> **Task directions**
Look through the data below and count each line where the word "inconvénients" appears. Reply with the count alone.

> **The records**
## START

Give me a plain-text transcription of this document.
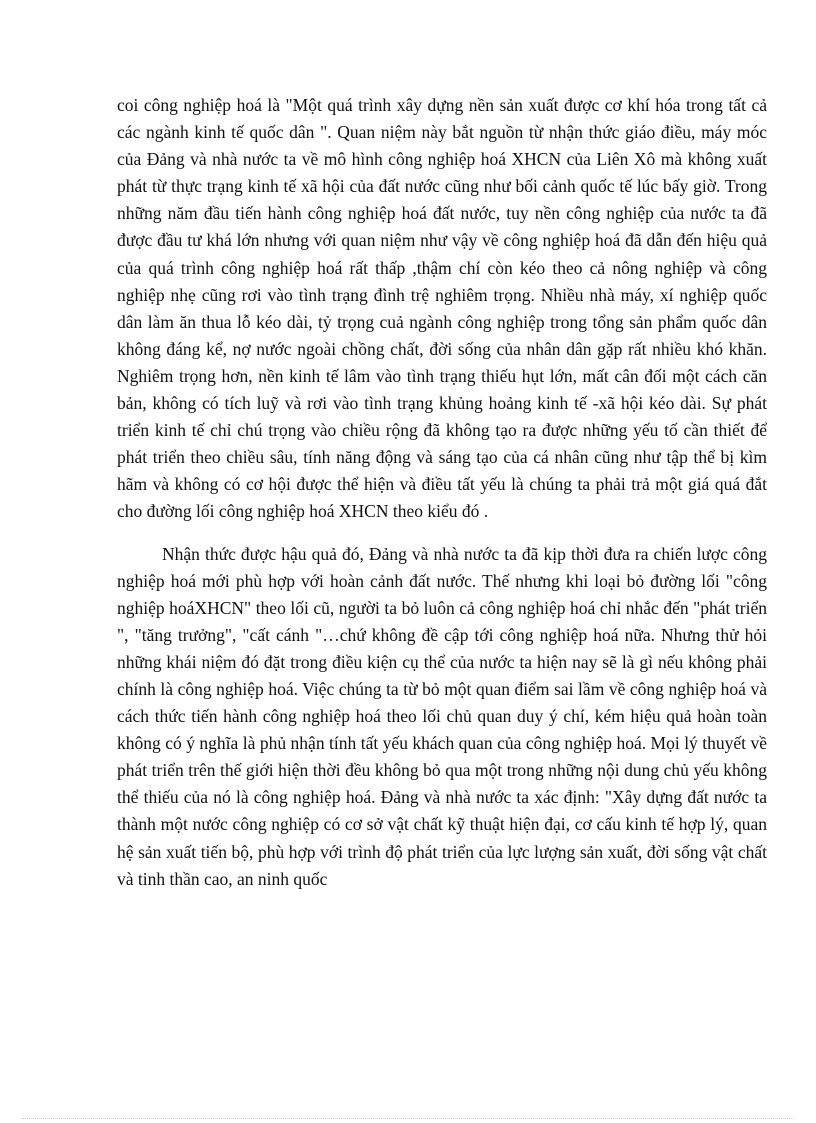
coi công nghiệp hoá là "Một quá trình xây dựng nền sản xuất được cơ khí hóa trong tất cả các ngành kinh tế quốc dân ". Quan niệm này bắt nguồn từ nhận thức giáo điều, máy móc của Đảng và nhà nước ta về mô hình công nghiệp hoá XHCN của Liên Xô mà không xuất phát từ thực trạng kinh tế xã hội của đất nước cũng như bối cảnh quốc tế lúc bấy giờ. Trong những năm đầu tiến hành công nghiệp hoá đất nước, tuy nền công nghiệp của nước ta đã được đầu tư khá lớn nhưng với quan niệm như vậy về công nghiệp hoá đã dẫn đến hiệu quả của quá trình công nghiệp hoá rất thấp ,thậm chí còn kéo theo cả nông nghiệp và công nghiệp nhẹ cũng rơi vào tình trạng đình trệ nghiêm trọng. Nhiều nhà máy, xí nghiệp quốc dân làm ăn thua lỗ kéo dài, tỷ trọng cuả ngành công nghiệp trong tổng sản phẩm quốc dân không đáng kể, nợ nước ngoài chồng chất, đời sống của nhân dân gặp rất nhiều khó khăn. Nghiêm trọng hơn, nền kinh tế lâm vào tình trạng thiếu hụt lớn, mất cân đối một cách căn bản, không có tích luỹ và rơi vào tình trạng khủng hoảng kinh tế -xã hội kéo dài. Sự phát triển kinh tế chỉ chú trọng vào chiều rộng đã không tạo ra được những yếu tố cần thiết để phát triển theo chiều sâu, tính năng động và sáng tạo của cá nhân cũng như tập thể bị kìm hãm và không có cơ hội được thể hiện và điều tất yếu là chúng ta phải trả một giá quá đắt cho đường lối công nghiệp hoá XHCN theo kiểu đó .

Nhận thức được hậu quả đó, Đảng và nhà nước ta đã kịp thời đưa ra chiến lược công nghiệp hoá mới phù hợp với hoàn cảnh đất nước. Thế nhưng khi loại bỏ đường lối "công nghiệp hoáXHCN" theo lối cũ, người ta bỏ luôn cả công nghiệp hoá chỉ nhắc đến "phát triển ", "tăng trưởng", "cất cánh "…chứ không đề cập tới công nghiệp hoá nữa. Nhưng thử hỏi những khái niệm đó đặt trong điều kiện cụ thể của nước ta hiện nay sẽ là gì nếu không phải chính là công nghiệp hoá. Việc chúng ta từ bỏ một quan điểm sai lầm về công nghiệp hoá và cách thức tiến hành công nghiệp hoá theo lối chủ quan duy ý chí, kém hiệu quả hoàn toàn không có ý nghĩa là phủ nhận tính tất yếu khách quan của công nghiệp hoá. Mọi lý thuyết về phát triển trên thế giới hiện thời đều không bỏ qua một trong những nội dung chủ yếu không thể thiếu của nó là công nghiệp hoá. Đảng và nhà nước ta xác định: "Xây dựng đất nước ta thành một nước công nghiệp có cơ sở vật chất kỹ thuật hiện đại, cơ cấu kinh tế hợp lý, quan hệ sản xuất tiến bộ, phù hợp với trình độ phát triển của lực lượng sản xuất, đời sống vật chất và tinh thần cao, an ninh quốc
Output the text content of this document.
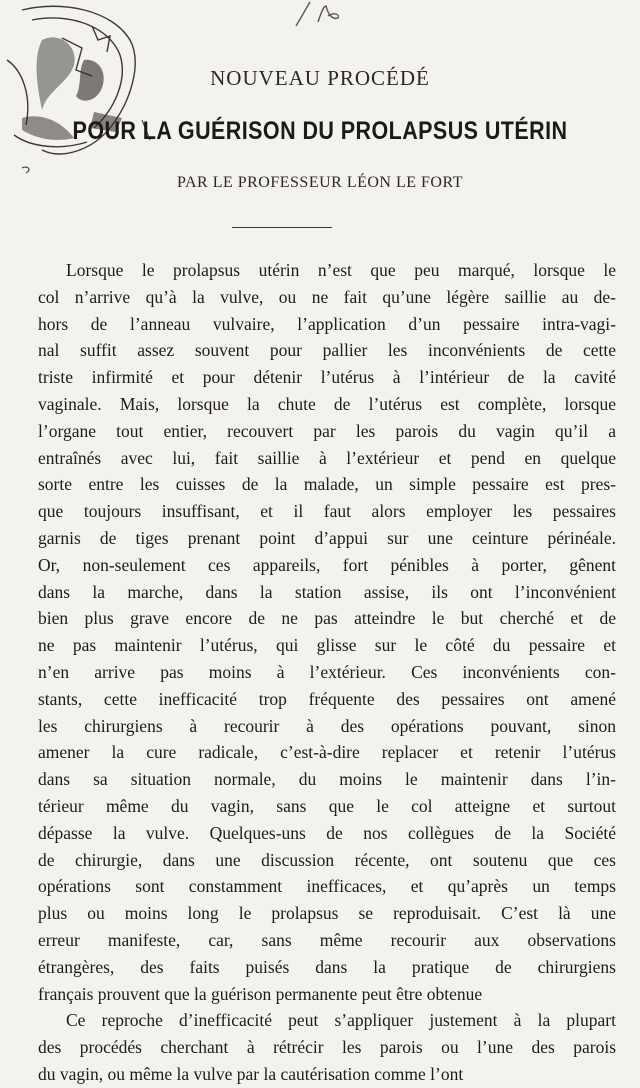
NOUVEAU PROCÉDÉ
POUR LA GUÉRISON DU PROLAPSUS UTÉRIN
PAR LE PROFESSEUR LÉON LE FORT
Lorsque le prolapsus utérin n’est que peu marqué, lorsque le
col n’arrive qu’à la vulve, ou ne fait qu’une légère saillie au de-
hors de l’anneau vulvaire, l’application d’un pessaire intra-vagi-
nal suffit assez souvent pour pallier les inconvénients de cette
triste infirmité et pour détenir l’utérus à l’intérieur de la cavité
vaginale. Mais, lorsque la chute de l’utérus est complète, lorsque
l’organe tout entier, recouvert par les parois du vagin qu’il a
entraînés avec lui, fait saillie à l’extérieur et pend en quelque
sorte entre les cuisses de la malade, un simple pessaire est pres-
que toujours insuffisant, et il faut alors employer les pessaires
garnis de tiges prenant point d’appui sur une ceinture périnéale.
Or, non-seulement ces appareils, fort pénibles à porter, gênent
dans la marche, dans la station assise, ils ont l’inconvénient
bien plus grave encore de ne pas atteindre le but cherché et de
ne pas maintenir l’utérus, qui glisse sur le côté du pessaire et
n’en arrive pas moins à l’extérieur. Ces inconvénients con-
stants, cette inefficacité trop fréquente des pessaires ont amené
les chirurgiens à recourir à des opérations pouvant, sinon
amener la cure radicale, c’est-à-dire replacer et retenir l’utérus
dans sa situation normale, du moins le maintenir dans l’in-
térieur même du vagin, sans que le col atteigne et surtout
dépasse la vulve. Quelques-uns de nos collègues de la Société
de chirurgie, dans une discussion récente, ont soutenu que ces
opérations sont constamment inefficaces, et qu’après un temps
plus ou moins long le prolapsus se reproduisait. C’est là une
erreur manifeste, car, sans même recourir aux observations
étrangères, des faits puisés dans la pratique de chirurgiens
français prouvent que la guérison permanente peut être obtenue
Ce reproche d’inefficacité peut s’appliquer justement à la plupart
des procédés cherchant à rétrécir les parois ou l’une des parois
du vagin, ou même la vulve par la cautérisation comme l’ont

## END

> **Exercise solution**
2